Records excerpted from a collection
┌────────
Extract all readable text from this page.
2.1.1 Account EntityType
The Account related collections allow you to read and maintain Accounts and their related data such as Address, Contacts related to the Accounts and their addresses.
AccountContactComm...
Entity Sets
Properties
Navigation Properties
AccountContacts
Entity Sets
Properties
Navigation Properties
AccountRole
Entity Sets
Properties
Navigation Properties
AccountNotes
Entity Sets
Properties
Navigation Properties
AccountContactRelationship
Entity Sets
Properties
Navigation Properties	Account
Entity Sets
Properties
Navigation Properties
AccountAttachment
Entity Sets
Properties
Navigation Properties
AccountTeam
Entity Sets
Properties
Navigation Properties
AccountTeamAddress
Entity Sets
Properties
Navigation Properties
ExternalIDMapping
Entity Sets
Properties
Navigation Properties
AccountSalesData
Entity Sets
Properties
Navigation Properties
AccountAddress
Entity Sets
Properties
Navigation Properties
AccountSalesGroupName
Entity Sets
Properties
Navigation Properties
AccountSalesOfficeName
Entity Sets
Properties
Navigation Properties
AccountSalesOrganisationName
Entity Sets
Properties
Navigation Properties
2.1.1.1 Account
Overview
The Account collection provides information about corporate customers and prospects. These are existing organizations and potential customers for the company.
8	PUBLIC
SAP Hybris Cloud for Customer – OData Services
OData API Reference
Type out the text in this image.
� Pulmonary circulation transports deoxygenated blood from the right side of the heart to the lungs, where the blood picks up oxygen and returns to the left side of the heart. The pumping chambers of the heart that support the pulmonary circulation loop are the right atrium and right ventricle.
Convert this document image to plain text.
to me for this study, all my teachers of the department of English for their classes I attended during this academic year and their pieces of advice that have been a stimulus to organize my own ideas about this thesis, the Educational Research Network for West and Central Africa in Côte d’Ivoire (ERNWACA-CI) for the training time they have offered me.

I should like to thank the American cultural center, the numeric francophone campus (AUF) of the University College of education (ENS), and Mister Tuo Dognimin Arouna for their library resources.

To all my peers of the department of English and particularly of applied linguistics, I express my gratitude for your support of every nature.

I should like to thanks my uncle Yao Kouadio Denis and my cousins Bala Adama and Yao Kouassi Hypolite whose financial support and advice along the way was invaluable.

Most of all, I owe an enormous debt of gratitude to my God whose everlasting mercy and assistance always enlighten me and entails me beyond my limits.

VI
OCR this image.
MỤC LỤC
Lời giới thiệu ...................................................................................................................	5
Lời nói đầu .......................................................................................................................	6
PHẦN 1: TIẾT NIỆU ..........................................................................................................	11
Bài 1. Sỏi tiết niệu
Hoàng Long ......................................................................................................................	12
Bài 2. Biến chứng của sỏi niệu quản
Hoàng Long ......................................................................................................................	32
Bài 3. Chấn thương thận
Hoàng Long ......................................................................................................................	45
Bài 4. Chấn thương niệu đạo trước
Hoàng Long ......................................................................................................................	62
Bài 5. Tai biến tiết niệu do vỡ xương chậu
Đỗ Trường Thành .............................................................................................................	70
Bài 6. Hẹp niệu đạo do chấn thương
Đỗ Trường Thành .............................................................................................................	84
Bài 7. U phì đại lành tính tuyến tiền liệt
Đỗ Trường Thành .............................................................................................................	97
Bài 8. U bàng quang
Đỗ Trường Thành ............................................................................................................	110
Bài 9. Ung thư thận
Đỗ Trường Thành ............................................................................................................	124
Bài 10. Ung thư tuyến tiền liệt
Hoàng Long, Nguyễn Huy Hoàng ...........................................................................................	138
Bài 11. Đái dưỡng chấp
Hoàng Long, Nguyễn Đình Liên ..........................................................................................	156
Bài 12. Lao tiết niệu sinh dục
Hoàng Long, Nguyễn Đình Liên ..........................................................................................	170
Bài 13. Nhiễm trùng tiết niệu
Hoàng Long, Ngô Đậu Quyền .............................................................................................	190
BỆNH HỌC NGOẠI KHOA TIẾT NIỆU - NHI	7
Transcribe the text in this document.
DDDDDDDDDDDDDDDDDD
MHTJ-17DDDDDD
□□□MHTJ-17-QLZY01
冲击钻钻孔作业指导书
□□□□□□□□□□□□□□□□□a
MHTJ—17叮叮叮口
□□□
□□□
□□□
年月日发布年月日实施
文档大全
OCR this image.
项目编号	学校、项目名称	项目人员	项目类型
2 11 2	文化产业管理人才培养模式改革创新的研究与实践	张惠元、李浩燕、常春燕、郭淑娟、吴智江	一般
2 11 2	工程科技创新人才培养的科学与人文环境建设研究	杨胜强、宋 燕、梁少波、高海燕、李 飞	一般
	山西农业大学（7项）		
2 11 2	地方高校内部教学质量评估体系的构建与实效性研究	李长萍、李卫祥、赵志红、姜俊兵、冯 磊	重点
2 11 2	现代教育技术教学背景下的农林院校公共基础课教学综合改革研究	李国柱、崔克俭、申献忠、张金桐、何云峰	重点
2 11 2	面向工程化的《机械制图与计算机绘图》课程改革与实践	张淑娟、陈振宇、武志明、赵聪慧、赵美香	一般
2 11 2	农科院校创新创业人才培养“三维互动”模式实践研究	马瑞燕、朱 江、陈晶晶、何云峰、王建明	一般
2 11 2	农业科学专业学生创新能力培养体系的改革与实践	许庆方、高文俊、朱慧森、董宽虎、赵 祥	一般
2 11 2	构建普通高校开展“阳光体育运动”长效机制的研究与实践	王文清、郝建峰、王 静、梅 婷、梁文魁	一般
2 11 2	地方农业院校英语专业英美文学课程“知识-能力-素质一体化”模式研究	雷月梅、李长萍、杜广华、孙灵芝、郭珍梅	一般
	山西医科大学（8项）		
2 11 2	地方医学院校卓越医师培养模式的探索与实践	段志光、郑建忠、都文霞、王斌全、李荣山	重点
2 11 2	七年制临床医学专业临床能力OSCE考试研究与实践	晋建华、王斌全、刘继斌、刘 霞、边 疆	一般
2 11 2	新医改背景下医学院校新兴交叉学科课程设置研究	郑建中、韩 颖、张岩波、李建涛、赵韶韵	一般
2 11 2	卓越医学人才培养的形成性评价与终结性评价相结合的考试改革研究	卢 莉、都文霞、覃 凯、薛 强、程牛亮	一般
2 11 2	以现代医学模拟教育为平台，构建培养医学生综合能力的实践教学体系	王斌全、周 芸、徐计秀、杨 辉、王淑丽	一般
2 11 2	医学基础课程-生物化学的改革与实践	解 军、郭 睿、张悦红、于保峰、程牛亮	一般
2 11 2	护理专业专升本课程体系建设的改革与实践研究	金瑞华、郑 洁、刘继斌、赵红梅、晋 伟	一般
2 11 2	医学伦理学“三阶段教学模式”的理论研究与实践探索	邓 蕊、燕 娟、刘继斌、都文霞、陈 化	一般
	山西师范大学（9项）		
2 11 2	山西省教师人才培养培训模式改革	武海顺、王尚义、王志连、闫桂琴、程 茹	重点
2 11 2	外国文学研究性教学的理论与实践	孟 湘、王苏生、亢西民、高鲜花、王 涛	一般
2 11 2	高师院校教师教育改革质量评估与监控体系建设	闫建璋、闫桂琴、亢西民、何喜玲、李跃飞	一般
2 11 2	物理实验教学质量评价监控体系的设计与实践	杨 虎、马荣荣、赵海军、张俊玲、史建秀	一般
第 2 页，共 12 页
└────────
Search the records above for "whose". Copy each line where it is found.

I should like to thanks my uncle Yao Kouadio Denis and my cousins Bala Adama and Yao Kouassi Hypolite whose financial support and advice along the way was invaluable.
Most of all, I owe an enormous debt of gratitude to my God whose everlasting mercy and assistance always enlighten me and entails me beyond my limits.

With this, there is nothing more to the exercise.